# THE TASK
Identify the lines that include the word "spectrogram", then copy all of them.

☆ ☆ ☆ ☆ ☆

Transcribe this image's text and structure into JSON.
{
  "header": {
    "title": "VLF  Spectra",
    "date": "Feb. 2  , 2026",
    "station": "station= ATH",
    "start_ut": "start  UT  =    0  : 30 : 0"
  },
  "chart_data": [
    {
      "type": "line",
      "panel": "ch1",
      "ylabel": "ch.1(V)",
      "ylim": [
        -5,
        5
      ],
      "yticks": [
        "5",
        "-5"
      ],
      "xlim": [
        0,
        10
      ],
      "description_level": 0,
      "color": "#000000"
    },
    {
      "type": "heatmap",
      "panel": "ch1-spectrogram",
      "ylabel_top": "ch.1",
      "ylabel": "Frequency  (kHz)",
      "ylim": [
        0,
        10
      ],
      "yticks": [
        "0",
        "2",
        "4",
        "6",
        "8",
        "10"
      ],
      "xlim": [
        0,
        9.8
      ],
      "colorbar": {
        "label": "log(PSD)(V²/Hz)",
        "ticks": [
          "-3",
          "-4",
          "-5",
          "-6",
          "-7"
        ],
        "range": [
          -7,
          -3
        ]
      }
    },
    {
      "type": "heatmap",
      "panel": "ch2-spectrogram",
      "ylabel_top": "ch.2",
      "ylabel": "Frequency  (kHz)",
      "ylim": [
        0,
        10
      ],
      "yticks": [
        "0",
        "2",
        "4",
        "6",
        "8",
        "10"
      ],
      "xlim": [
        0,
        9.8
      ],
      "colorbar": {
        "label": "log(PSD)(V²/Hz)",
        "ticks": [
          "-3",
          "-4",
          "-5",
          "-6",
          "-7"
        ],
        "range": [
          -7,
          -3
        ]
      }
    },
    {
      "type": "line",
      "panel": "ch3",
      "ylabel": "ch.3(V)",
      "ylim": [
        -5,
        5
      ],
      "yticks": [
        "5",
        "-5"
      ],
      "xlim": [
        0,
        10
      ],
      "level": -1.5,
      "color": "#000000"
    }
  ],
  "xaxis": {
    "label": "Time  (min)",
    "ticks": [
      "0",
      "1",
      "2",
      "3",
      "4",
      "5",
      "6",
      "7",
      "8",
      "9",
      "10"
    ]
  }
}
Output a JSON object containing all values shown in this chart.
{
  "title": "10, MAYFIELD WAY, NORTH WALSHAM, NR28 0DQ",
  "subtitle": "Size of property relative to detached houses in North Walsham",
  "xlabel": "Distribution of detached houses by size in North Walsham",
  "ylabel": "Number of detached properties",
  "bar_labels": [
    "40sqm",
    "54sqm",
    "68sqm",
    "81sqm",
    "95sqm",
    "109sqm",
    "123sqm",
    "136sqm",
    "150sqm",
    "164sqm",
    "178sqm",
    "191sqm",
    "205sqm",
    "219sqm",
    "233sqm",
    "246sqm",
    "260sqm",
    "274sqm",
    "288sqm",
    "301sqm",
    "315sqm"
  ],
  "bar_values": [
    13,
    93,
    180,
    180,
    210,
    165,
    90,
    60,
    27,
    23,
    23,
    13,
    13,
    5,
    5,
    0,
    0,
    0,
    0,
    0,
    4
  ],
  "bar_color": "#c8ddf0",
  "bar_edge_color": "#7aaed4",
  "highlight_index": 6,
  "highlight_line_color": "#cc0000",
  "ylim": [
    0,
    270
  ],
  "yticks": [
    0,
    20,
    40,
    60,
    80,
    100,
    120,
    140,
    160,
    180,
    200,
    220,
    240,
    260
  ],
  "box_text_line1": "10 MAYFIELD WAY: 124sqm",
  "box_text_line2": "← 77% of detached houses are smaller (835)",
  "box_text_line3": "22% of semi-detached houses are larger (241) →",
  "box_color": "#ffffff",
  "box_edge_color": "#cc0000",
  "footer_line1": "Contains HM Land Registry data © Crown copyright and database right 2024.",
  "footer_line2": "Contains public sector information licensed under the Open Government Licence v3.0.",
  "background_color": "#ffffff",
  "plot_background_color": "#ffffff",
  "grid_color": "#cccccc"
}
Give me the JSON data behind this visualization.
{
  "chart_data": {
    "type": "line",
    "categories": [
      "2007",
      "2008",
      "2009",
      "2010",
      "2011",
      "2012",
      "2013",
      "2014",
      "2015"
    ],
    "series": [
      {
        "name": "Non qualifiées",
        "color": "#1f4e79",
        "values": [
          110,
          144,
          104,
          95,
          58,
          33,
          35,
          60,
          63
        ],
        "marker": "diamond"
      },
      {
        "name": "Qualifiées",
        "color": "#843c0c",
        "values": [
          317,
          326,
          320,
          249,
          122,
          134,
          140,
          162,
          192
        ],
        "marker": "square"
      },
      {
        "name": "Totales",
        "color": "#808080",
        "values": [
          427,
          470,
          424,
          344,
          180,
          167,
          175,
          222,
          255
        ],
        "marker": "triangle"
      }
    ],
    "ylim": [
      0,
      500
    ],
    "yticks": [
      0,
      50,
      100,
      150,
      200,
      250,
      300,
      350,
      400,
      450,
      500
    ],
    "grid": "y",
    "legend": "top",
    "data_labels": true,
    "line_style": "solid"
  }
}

☆ ☆ ☆ ☆ ☆

# TASK RESPONSE
      "panel": "ch1-spectrogram",
      "panel": "ch2-spectrogram",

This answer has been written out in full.